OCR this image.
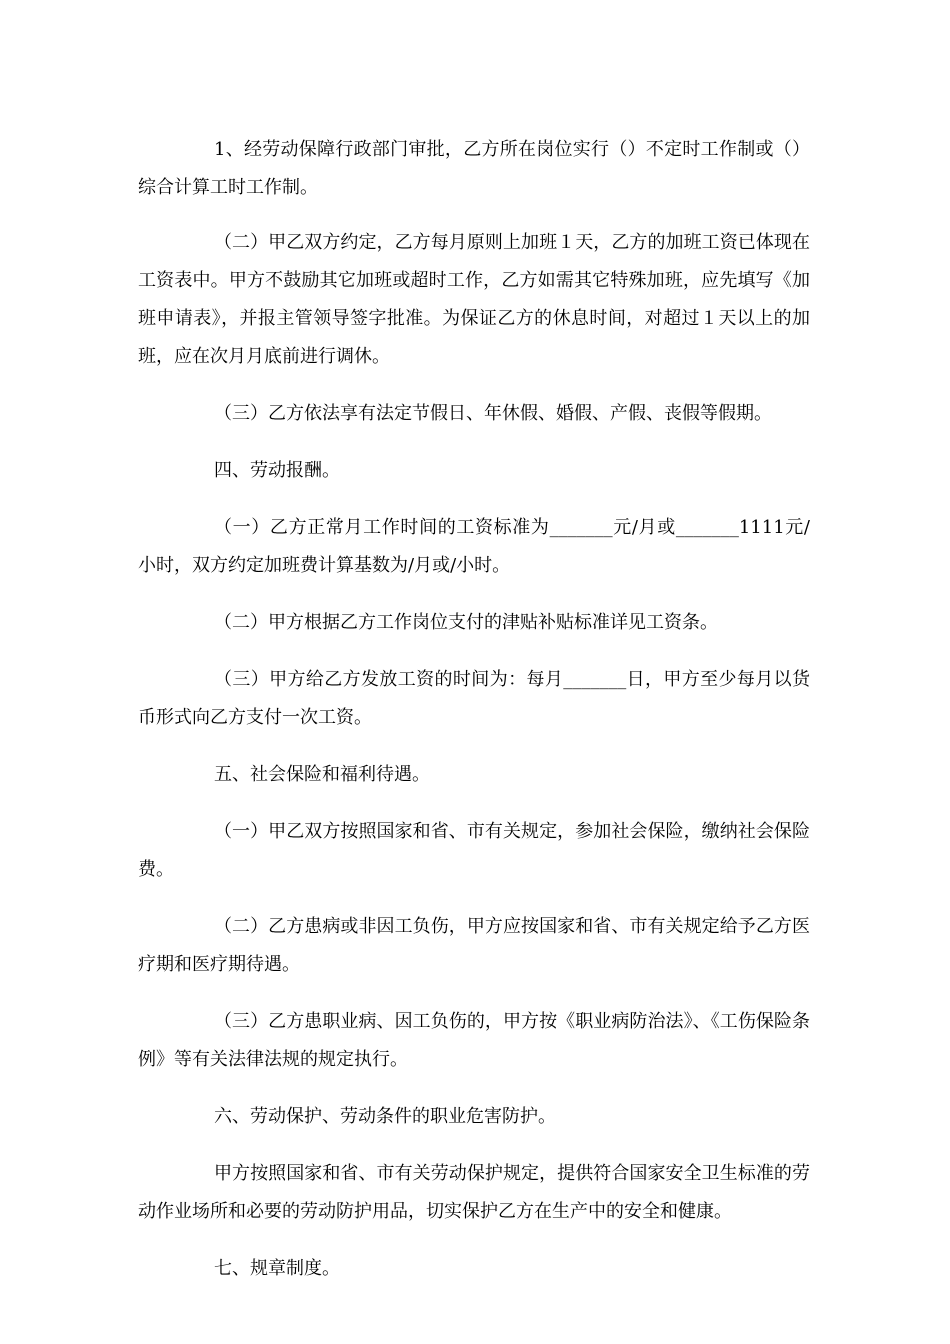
1、经劳动保障行政部门审批，乙方所在岗位实行（）不定时工作制或（）综合计算工时工作制。

（二）甲乙双方约定，乙方每月原则上加班１天，乙方的加班工资已体现在工资表中。甲方不鼓励其它加班或超时工作，乙方如需其它特殊加班，应先填写《加班申请表》，并报主管领导签字批准。为保证乙方的休息时间，对超过１天以上的加班，应在次月月底前进行调休。

（三）乙方依法享有法定节假日、年休假、婚假、产假、丧假等假期。

四、劳动报酬。

（一）乙方正常月工作时间的工资标准为_______元/月或_______1111元/小时，双方约定加班费计算基数为/月或/小时。

（二）甲方根据乙方工作岗位支付的津贴补贴标准详见工资条。

（三）甲方给乙方发放工资的时间为：每月_______日，甲方至少每月以货币形式向乙方支付一次工资。

五、社会保险和福利待遇。

（一）甲乙双方按照国家和省、市有关规定，参加社会保险，缴纳社会保险费。

（二）乙方患病或非因工负伤，甲方应按国家和省、市有关规定给予乙方医疗期和医疗期待遇。

（三）乙方患职业病、因工负伤的，甲方按《职业病防治法》、《工伤保险条例》等有关法律法规的规定执行。

六、劳动保护、劳动条件的职业危害防护。

甲方按照国家和省、市有关劳动保护规定，提供符合国家安全卫生标准的劳动作业场所和必要的劳动防护用品，切实保护乙方在生产中的安全和健康。

七、规章制度。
::::
◆ Objective
Set down the records in full and exactly. Do not carry over any image.

◆ Solution for this problem
OCR this image.
1、经劳动保障行政部门审批，乙方所在岗位实行（）不定时工作制或（）综合计算工时工作制。

（二）甲乙双方约定，乙方每月原则上加班１天，乙方的加班工资已体现在工资表中。甲方不鼓励其它加班或超时工作，乙方如需其它特殊加班，应先填写《加班申请表》，并报主管领导签字批准。为保证乙方的休息时间，对超过１天以上的加班，应在次月月底前进行调休。

（三）乙方依法享有法定节假日、年休假、婚假、产假、丧假等假期。

四、劳动报酬。

（一）乙方正常月工作时间的工资标准为_______元/月或_______1111元/小时，双方约定加班费计算基数为/月或/小时。

（二）甲方根据乙方工作岗位支付的津贴补贴标准详见工资条。

（三）甲方给乙方发放工资的时间为：每月_______日，甲方至少每月以货币形式向乙方支付一次工资。

五、社会保险和福利待遇。

（一）甲乙双方按照国家和省、市有关规定，参加社会保险，缴纳社会保险费。

（二）乙方患病或非因工负伤，甲方应按国家和省、市有关规定给予乙方医疗期和医疗期待遇。

（三）乙方患职业病、因工负伤的，甲方按《职业病防治法》、《工伤保险条例》等有关法律法规的规定执行。

六、劳动保护、劳动条件的职业危害防护。

甲方按照国家和省、市有关劳动保护规定，提供符合国家安全卫生标准的劳动作业场所和必要的劳动防护用品，切实保护乙方在生产中的安全和健康。

七、规章制度。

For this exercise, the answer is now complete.